### DIRECTIONS FOR THIS TASK:
The lines to extract begin at the one containing "Decode this image" and run to the end of the listing; set them down exactly and alone.

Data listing
## BEGIN

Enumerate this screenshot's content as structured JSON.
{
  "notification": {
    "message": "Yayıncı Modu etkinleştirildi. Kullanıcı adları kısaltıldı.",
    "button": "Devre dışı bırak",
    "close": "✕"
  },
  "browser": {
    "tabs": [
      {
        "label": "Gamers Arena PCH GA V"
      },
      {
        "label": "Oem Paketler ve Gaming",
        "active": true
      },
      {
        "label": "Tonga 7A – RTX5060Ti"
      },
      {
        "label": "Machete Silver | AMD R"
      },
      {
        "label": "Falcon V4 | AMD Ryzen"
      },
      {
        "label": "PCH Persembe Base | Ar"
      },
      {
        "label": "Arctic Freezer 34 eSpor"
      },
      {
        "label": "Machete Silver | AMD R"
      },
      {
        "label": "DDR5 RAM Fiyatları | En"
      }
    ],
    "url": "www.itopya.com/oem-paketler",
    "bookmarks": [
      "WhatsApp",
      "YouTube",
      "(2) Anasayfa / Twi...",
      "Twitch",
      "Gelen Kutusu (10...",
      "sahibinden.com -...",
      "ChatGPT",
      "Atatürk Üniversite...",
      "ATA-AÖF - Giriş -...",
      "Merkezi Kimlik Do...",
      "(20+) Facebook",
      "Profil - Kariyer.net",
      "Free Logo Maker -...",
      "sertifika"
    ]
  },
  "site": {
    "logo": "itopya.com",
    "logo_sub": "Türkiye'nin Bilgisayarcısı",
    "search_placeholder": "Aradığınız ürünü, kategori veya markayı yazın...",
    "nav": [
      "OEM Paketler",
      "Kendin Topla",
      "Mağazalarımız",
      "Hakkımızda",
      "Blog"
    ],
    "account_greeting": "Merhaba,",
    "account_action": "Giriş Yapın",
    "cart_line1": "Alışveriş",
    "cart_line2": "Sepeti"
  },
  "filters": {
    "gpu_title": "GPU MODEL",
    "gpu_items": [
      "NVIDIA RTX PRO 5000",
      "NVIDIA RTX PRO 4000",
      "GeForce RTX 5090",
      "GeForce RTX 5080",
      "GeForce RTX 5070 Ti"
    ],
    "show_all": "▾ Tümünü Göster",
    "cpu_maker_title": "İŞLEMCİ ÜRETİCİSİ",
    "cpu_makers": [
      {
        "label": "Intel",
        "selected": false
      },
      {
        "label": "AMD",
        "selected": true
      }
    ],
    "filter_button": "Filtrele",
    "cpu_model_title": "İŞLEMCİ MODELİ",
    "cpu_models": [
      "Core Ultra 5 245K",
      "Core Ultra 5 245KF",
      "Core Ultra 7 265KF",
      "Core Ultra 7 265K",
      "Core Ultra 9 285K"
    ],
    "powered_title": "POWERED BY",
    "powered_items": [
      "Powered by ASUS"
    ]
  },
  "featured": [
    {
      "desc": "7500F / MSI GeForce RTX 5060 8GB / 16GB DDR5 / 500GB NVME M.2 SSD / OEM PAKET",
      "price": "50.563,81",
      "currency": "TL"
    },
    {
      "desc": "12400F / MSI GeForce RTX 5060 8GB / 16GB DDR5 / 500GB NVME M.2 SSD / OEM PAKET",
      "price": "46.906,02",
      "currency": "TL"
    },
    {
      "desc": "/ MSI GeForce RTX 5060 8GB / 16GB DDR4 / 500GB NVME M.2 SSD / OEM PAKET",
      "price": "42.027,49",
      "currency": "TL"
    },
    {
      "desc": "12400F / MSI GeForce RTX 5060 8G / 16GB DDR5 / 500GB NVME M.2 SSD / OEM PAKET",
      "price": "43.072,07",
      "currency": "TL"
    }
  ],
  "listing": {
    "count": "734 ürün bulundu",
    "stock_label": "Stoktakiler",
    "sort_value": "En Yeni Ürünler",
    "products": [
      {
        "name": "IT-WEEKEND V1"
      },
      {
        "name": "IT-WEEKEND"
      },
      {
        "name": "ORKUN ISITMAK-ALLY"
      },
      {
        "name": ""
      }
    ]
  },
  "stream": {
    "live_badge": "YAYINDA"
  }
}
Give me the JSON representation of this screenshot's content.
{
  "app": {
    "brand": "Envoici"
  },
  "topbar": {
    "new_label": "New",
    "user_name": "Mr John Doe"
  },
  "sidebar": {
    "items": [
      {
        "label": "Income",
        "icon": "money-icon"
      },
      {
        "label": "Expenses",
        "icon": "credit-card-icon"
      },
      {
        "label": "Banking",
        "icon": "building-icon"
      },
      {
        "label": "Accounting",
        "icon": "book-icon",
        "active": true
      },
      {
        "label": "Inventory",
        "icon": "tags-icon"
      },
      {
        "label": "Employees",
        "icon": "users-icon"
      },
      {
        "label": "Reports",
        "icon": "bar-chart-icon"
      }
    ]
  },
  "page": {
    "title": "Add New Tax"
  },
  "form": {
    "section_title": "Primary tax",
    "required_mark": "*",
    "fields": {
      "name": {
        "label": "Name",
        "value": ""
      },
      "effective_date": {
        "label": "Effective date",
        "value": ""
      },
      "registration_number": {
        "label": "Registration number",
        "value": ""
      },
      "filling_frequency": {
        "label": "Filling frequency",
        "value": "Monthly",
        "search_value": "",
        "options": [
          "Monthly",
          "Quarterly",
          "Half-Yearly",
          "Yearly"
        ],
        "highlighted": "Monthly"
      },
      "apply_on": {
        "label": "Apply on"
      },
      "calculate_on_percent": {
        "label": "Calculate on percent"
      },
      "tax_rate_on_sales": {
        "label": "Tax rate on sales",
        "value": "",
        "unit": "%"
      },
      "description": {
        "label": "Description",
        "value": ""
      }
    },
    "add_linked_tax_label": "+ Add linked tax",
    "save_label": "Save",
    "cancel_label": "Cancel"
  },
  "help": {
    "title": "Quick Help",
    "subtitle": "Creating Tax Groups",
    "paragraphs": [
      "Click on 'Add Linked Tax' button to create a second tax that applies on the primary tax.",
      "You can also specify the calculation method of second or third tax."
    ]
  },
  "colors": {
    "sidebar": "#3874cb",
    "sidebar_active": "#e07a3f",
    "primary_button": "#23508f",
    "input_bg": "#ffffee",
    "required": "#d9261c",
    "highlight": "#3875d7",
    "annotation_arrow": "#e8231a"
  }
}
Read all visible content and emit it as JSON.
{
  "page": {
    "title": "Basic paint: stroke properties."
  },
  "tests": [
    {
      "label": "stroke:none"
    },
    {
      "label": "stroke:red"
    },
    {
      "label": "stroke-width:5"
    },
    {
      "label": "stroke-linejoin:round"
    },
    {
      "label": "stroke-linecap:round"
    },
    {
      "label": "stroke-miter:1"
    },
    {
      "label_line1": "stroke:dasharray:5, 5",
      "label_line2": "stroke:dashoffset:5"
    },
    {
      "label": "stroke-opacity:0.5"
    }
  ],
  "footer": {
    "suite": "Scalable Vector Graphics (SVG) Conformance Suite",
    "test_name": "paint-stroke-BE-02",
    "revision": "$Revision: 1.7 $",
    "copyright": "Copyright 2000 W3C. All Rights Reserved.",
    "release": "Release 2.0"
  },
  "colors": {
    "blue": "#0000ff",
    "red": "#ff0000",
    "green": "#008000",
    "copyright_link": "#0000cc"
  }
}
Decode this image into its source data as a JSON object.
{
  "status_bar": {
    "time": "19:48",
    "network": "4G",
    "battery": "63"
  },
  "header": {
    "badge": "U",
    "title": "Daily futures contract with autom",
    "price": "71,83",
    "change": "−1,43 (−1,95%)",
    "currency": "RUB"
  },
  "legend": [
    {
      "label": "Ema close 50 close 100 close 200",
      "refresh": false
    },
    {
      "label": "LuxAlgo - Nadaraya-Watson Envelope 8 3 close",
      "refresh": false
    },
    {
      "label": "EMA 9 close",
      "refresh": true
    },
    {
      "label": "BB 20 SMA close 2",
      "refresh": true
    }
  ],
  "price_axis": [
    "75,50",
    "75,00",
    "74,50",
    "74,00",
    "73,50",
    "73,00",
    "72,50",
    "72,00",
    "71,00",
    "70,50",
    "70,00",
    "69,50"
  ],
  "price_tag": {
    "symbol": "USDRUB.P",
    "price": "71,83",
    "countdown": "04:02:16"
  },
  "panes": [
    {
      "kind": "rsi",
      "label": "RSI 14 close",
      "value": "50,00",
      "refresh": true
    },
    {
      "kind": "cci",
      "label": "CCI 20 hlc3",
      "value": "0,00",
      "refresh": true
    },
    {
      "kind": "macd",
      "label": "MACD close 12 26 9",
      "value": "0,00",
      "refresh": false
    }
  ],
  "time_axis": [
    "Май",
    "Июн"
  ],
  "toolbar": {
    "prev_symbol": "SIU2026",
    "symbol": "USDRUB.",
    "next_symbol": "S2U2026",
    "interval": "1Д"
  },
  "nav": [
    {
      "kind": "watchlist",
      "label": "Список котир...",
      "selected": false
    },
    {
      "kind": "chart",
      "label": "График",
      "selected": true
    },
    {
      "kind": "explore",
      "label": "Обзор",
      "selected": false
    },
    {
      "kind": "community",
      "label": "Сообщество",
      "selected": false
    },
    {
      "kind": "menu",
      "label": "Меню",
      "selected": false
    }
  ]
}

## END

### EXPECTED ANSWER:
Decode this image into its source data as a JSON object.
{
  "status_bar": {
    "time": "19:48",
    "network": "4G",
    "battery": "63"
  },
  "header": {
    "badge": "U",
    "title": "Daily futures contract with autom",
    "price": "71,83",
    "change": "−1,43 (−1,95%)",
    "currency": "RUB"
  },
  "legend": [
    {
      "label": "Ema close 50 close 100 close 200",
      "refresh": false
    },
    {
      "label": "LuxAlgo - Nadaraya-Watson Envelope 8 3 close",
      "refresh": false
    },
    {
      "label": "EMA 9 close",
      "refresh": true
    },
    {
      "label": "BB 20 SMA close 2",
      "refresh": true
    }
  ],
  "price_axis": [
    "75,50",
    "75,00",
    "74,50",
    "74,00",
    "73,50",
    "73,00",
    "72,50",
    "72,00",
    "71,00",
    "70,50",
    "70,00",
    "69,50"
  ],
  "price_tag": {
    "symbol": "USDRUB.P",
    "price": "71,83",
    "countdown": "04:02:16"
  },
  "panes": [
    {
      "kind": "rsi",
      "label": "RSI 14 close",
      "value": "50,00",
      "refresh": true
    },
    {
      "kind": "cci",
      "label": "CCI 20 hlc3",
      "value": "0,00",
      "refresh": true
    },
    {
      "kind": "macd",
      "label": "MACD close 12 26 9",
      "value": "0,00",
      "refresh": false
    }
  ],
  "time_axis": [
    "Май",
    "Июн"
  ],
  "toolbar": {
    "prev_symbol": "SIU2026",
    "symbol": "USDRUB.",
    "next_symbol": "S2U2026",
    "interval": "1Д"
  },
  "nav": [
    {
      "kind": "watchlist",
      "label": "Список котир...",
      "selected": false
    },
    {
      "kind": "chart",
      "label": "График",
      "selected": true
    },
    {
      "kind": "explore",
      "label": "Обзор",
      "selected": false
    },
    {
      "kind": "community",
      "label": "Сообщество",
      "selected": false
    },
    {
      "kind": "menu",
      "label": "Меню",
      "selected": false
    }
  ]
}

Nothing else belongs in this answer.